Every line below that holds the string "Thickness" must be copied.

Supplied information: Begin

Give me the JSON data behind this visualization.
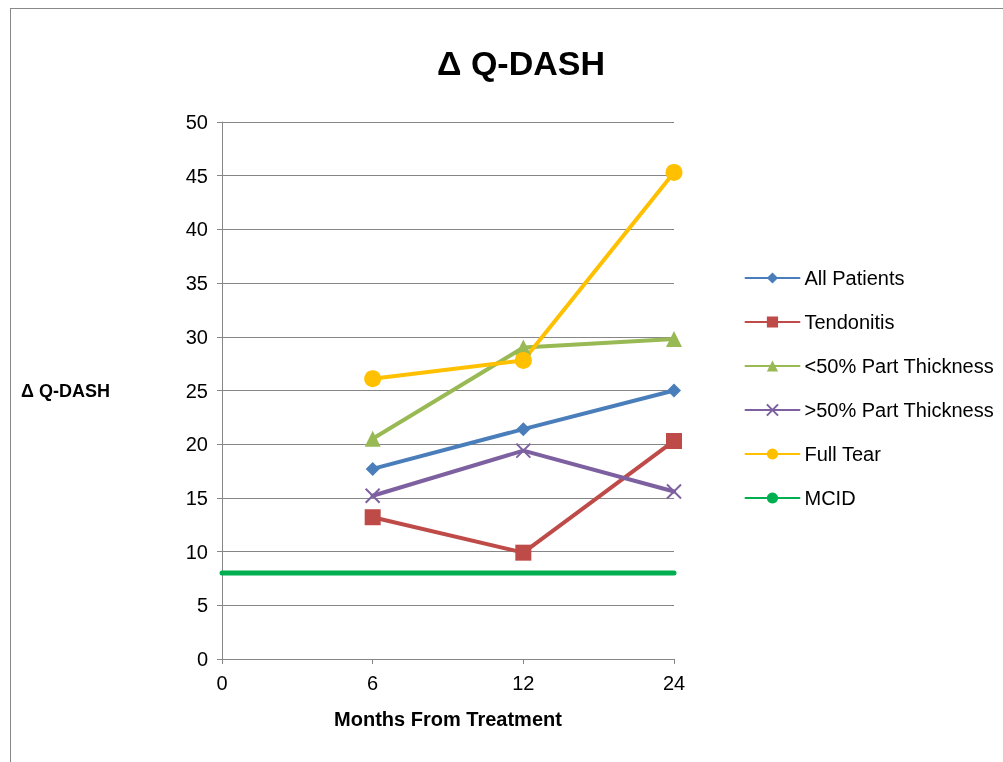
{
  "chart_data": {
    "type": "line",
    "title": "Δ Q-DASH",
    "xlabel": "Months From Treatment",
    "ylabel": "Δ Q-DASH",
    "categories": [
      "0",
      "6",
      "12",
      "24"
    ],
    "series": [
      {
        "name": "All Patients",
        "color": "#4a7ebb",
        "marker": "diamond",
        "values": [
          null,
          17.7,
          21.4,
          25.0
        ]
      },
      {
        "name": "Tendonitis",
        "color": "#be4b48",
        "marker": "square",
        "values": [
          null,
          13.2,
          9.9,
          20.3
        ]
      },
      {
        "name": "<50% Part Thickness",
        "color": "#98b954",
        "marker": "triangle",
        "values": [
          null,
          20.5,
          29.0,
          29.8
        ]
      },
      {
        "name": ">50% Part Thickness",
        "color": "#7d60a0",
        "marker": "cross",
        "values": [
          null,
          15.2,
          19.4,
          15.6
        ]
      },
      {
        "name": "Full Tear",
        "color": "#ffc000",
        "marker": "circle",
        "values": [
          null,
          26.1,
          27.8,
          45.3
        ]
      },
      {
        "name": "MCID",
        "color": "#00b050",
        "marker": "none",
        "values": [
          8,
          8,
          8,
          8
        ]
      }
    ],
    "ylim": [
      0,
      50
    ],
    "yticks": [
      0,
      5,
      10,
      15,
      20,
      25,
      30,
      35,
      40,
      45,
      50
    ],
    "grid": "y",
    "legend": "right",
    "line_style": "solid"
  }
}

Supplied information: End

> Answer to the problem:
        "name": "<50% Part Thickness",
        "name": ">50% Part Thickness",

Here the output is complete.